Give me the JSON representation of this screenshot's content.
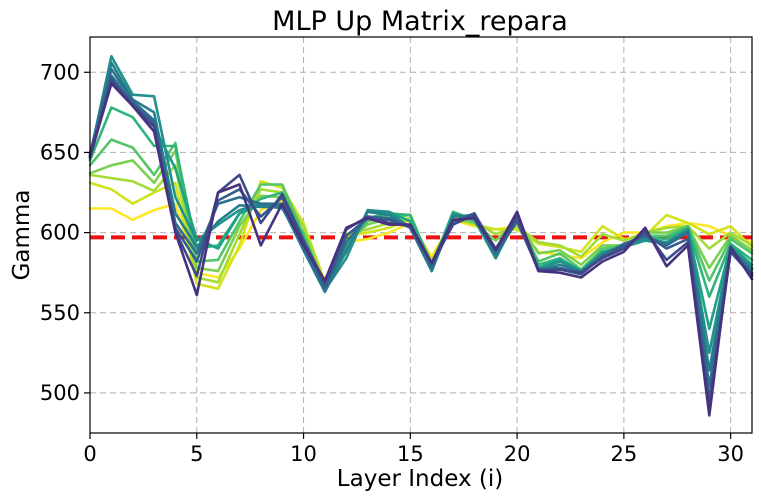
{
  "chart_data": {
    "type": "line",
    "title": "MLP Up Matrix_repara",
    "xlabel": "Layer Index (i)",
    "ylabel": "Gamma",
    "xlim": [
      0,
      31
    ],
    "ylim": [
      475,
      722
    ],
    "xticks": [
      0,
      5,
      10,
      15,
      20,
      25,
      30
    ],
    "yticks": [
      500,
      550,
      600,
      650,
      700
    ],
    "grid": true,
    "reference_line": {
      "y": 597,
      "color": "#ee1111",
      "style": "dashed"
    },
    "colormap": "viridis",
    "x": [
      0,
      1,
      2,
      3,
      4,
      5,
      6,
      7,
      8,
      9,
      10,
      11,
      12,
      13,
      14,
      15,
      16,
      17,
      18,
      19,
      20,
      21,
      22,
      23,
      24,
      25,
      26,
      27,
      28,
      29,
      30,
      31
    ],
    "series": [
      {
        "color": "#fde725",
        "values": [
          615,
          615,
          608,
          614,
          618,
          575,
          572,
          590,
          614,
          620,
          604,
          570,
          594,
          596,
          600,
          606,
          585,
          608,
          604,
          602,
          604,
          588,
          586,
          584,
          594,
          600,
          600,
          604,
          606,
          604,
          598,
          594
        ]
      },
      {
        "color": "#d2e21b",
        "values": [
          631,
          627,
          618,
          625,
          631,
          568,
          565,
          592,
          632,
          628,
          606,
          569,
          598,
          600,
          603,
          608,
          583,
          608,
          605,
          602,
          602,
          593,
          591,
          588,
          604,
          596,
          598,
          611,
          606,
          599,
          604,
          591
        ]
      },
      {
        "color": "#a5db36",
        "values": [
          636,
          634,
          632,
          626,
          642,
          572,
          569,
          599,
          627,
          625,
          604,
          568,
          599,
          602,
          606,
          609,
          582,
          609,
          607,
          599,
          604,
          594,
          592,
          585,
          599,
          595,
          600,
          603,
          604,
          590,
          600,
          592
        ]
      },
      {
        "color": "#7ad151",
        "values": [
          637,
          642,
          645,
          631,
          651,
          578,
          576,
          604,
          623,
          622,
          600,
          566,
          595,
          605,
          609,
          611,
          580,
          609,
          606,
          595,
          607,
          587,
          589,
          580,
          592,
          592,
          600,
          600,
          604,
          578,
          598,
          589
        ]
      },
      {
        "color": "#52c569",
        "values": [
          642,
          658,
          653,
          636,
          656,
          582,
          583,
          607,
          630,
          630,
          599,
          566,
          592,
          607,
          611,
          611,
          580,
          612,
          607,
          590,
          608,
          582,
          587,
          577,
          590,
          592,
          598,
          598,
          604,
          570,
          596,
          587
        ]
      },
      {
        "color": "#2fb47c",
        "values": [
          645,
          678,
          672,
          654,
          654,
          590,
          592,
          612,
          621,
          625,
          597,
          566,
          591,
          609,
          612,
          611,
          579,
          613,
          608,
          587,
          610,
          580,
          584,
          576,
          588,
          591,
          597,
          596,
          603,
          560,
          593,
          583
        ]
      },
      {
        "color": "#1fa187",
        "values": [
          646,
          698,
          682,
          666,
          640,
          596,
          590,
          612,
          617,
          615,
          592,
          565,
          588,
          613,
          613,
          607,
          577,
          612,
          608,
          584,
          610,
          578,
          583,
          576,
          588,
          591,
          596,
          594,
          602,
          540,
          592,
          580
        ]
      },
      {
        "color": "#21918c",
        "values": [
          648,
          710,
          686,
          685,
          622,
          595,
          605,
          614,
          618,
          618,
          589,
          564,
          584,
          614,
          613,
          603,
          576,
          611,
          609,
          584,
          610,
          577,
          582,
          576,
          587,
          591,
          595,
          593,
          602,
          525,
          591,
          578
        ]
      },
      {
        "color": "#277f8e",
        "values": [
          649,
          706,
          683,
          675,
          612,
          591,
          607,
          617,
          616,
          616,
          589,
          563,
          589,
          613,
          611,
          603,
          576,
          610,
          611,
          585,
          609,
          576,
          580,
          576,
          586,
          593,
          597,
          593,
          601,
          514,
          590,
          577
        ]
      },
      {
        "color": "#2e6e8e",
        "values": [
          649,
          702,
          682,
          670,
          606,
          587,
          618,
          622,
          618,
          617,
          590,
          564,
          594,
          610,
          609,
          603,
          578,
          607,
          612,
          587,
          607,
          577,
          578,
          575,
          585,
          593,
          598,
          592,
          600,
          504,
          589,
          575
        ]
      },
      {
        "color": "#365c8d",
        "values": [
          648,
          697,
          680,
          668,
          603,
          582,
          620,
          627,
          610,
          622,
          594,
          566,
          598,
          609,
          608,
          604,
          580,
          605,
          612,
          589,
          607,
          577,
          577,
          574,
          585,
          592,
          599,
          590,
          596,
          496,
          588,
          574
        ]
      },
      {
        "color": "#3e4989",
        "values": [
          647,
          695,
          679,
          666,
          601,
          573,
          625,
          636,
          606,
          624,
          595,
          569,
          602,
          610,
          606,
          604,
          581,
          605,
          611,
          590,
          610,
          576,
          577,
          575,
          584,
          590,
          601,
          583,
          594,
          491,
          588,
          573
        ]
      },
      {
        "color": "#46327e",
        "values": [
          647,
          693,
          679,
          663,
          600,
          561,
          625,
          630,
          592,
          618,
          592,
          570,
          603,
          609,
          605,
          605,
          581,
          608,
          609,
          589,
          613,
          576,
          575,
          572,
          582,
          588,
          603,
          579,
          592,
          486,
          591,
          571
        ]
      }
    ]
  }
}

= = =

== Work to complete ==
Retype all of the entries exactly as written, leaving out any images.

== Answer for this exercise ==
Give me the JSON representation of this screenshot's content.
{
  "chart_data": {
    "type": "line",
    "title": "MLP Up Matrix_repara",
    "xlabel": "Layer Index (i)",
    "ylabel": "Gamma",
    "xlim": [
      0,
      31
    ],
    "ylim": [
      475,
      722
    ],
    "xticks": [
      0,
      5,
      10,
      15,
      20,
      25,
      30
    ],
    "yticks": [
      500,
      550,
      600,
      650,
      700
    ],
    "grid": true,
    "reference_line": {
      "y": 597,
      "color": "#ee1111",
      "style": "dashed"
    },
    "colormap": "viridis",
    "x": [
      0,
      1,
      2,
      3,
      4,
      5,
      6,
      7,
      8,
      9,
      10,
      11,
      12,
      13,
      14,
      15,
      16,
      17,
      18,
      19,
      20,
      21,
      22,
      23,
      24,
      25,
      26,
      27,
      28,
      29,
      30,
      31
    ],
    "series": [
      {
        "color": "#fde725",
        "values": [
          615,
          615,
          608,
          614,
          618,
          575,
          572,
          590,
          614,
          620,
          604,
          570,
          594,
          596,
          600,
          606,
          585,
          608,
          604,
          602,
          604,
          588,
          586,
          584,
          594,
          600,
          600,
          604,
          606,
          604,
          598,
          594
        ]
      },
      {
        "color": "#d2e21b",
        "values": [
          631,
          627,
          618,
          625,
          631,
          568,
          565,
          592,
          632,
          628,
          606,
          569,
          598,
          600,
          603,
          608,
          583,
          608,
          605,
          602,
          602,
          593,
          591,
          588,
          604,
          596,
          598,
          611,
          606,
          599,
          604,
          591
        ]
      },
      {
        "color": "#a5db36",
        "values": [
          636,
          634,
          632,
          626,
          642,
          572,
          569,
          599,
          627,
          625,
          604,
          568,
          599,
          602,
          606,
          609,
          582,
          609,
          607,
          599,
          604,
          594,
          592,
          585,
          599,
          595,
          600,
          603,
          604,
          590,
          600,
          592
        ]
      },
      {
        "color": "#7ad151",
        "values": [
          637,
          642,
          645,
          631,
          651,
          578,
          576,
          604,
          623,
          622,
          600,
          566,
          595,
          605,
          609,
          611,
          580,
          609,
          606,
          595,
          607,
          587,
          589,
          580,
          592,
          592,
          600,
          600,
          604,
          578,
          598,
          589
        ]
      },
      {
        "color": "#52c569",
        "values": [
          642,
          658,
          653,
          636,
          656,
          582,
          583,
          607,
          630,
          630,
          599,
          566,
          592,
          607,
          611,
          611,
          580,
          612,
          607,
          590,
          608,
          582,
          587,
          577,
          590,
          592,
          598,
          598,
          604,
          570,
          596,
          587
        ]
      },
      {
        "color": "#2fb47c",
        "values": [
          645,
          678,
          672,
          654,
          654,
          590,
          592,
          612,
          621,
          625,
          597,
          566,
          591,
          609,
          612,
          611,
          579,
          613,
          608,
          587,
          610,
          580,
          584,
          576,
          588,
          591,
          597,
          596,
          603,
          560,
          593,
          583
        ]
      },
      {
        "color": "#1fa187",
        "values": [
          646,
          698,
          682,
          666,
          640,
          596,
          590,
          612,
          617,
          615,
          592,
          565,
          588,
          613,
          613,
          607,
          577,
          612,
          608,
          584,
          610,
          578,
          583,
          576,
          588,
          591,
          596,
          594,
          602,
          540,
          592,
          580
        ]
      },
      {
        "color": "#21918c",
        "values": [
          648,
          710,
          686,
          685,
          622,
          595,
          605,
          614,
          618,
          618,
          589,
          564,
          584,
          614,
          613,
          603,
          576,
          611,
          609,
          584,
          610,
          577,
          582,
          576,
          587,
          591,
          595,
          593,
          602,
          525,
          591,
          578
        ]
      },
      {
        "color": "#277f8e",
        "values": [
          649,
          706,
          683,
          675,
          612,
          591,
          607,
          617,
          616,
          616,
          589,
          563,
          589,
          613,
          611,
          603,
          576,
          610,
          611,
          585,
          609,
          576,
          580,
          576,
          586,
          593,
          597,
          593,
          601,
          514,
          590,
          577
        ]
      },
      {
        "color": "#2e6e8e",
        "values": [
          649,
          702,
          682,
          670,
          606,
          587,
          618,
          622,
          618,
          617,
          590,
          564,
          594,
          610,
          609,
          603,
          578,
          607,
          612,
          587,
          607,
          577,
          578,
          575,
          585,
          593,
          598,
          592,
          600,
          504,
          589,
          575
        ]
      },
      {
        "color": "#365c8d",
        "values": [
          648,
          697,
          680,
          668,
          603,
          582,
          620,
          627,
          610,
          622,
          594,
          566,
          598,
          609,
          608,
          604,
          580,
          605,
          612,
          589,
          607,
          577,
          577,
          574,
          585,
          592,
          599,
          590,
          596,
          496,
          588,
          574
        ]
      },
      {
        "color": "#3e4989",
        "values": [
          647,
          695,
          679,
          666,
          601,
          573,
          625,
          636,
          606,
          624,
          595,
          569,
          602,
          610,
          606,
          604,
          581,
          605,
          611,
          590,
          610,
          576,
          577,
          575,
          584,
          590,
          601,
          583,
          594,
          491,
          588,
          573
        ]
      },
      {
        "color": "#46327e",
        "values": [
          647,
          693,
          679,
          663,
          600,
          561,
          625,
          630,
          592,
          618,
          592,
          570,
          603,
          609,
          605,
          605,
          581,
          608,
          609,
          589,
          613,
          576,
          575,
          572,
          582,
          588,
          603,
          579,
          592,
          486,
          591,
          571
        ]
      }
    ]
  }
}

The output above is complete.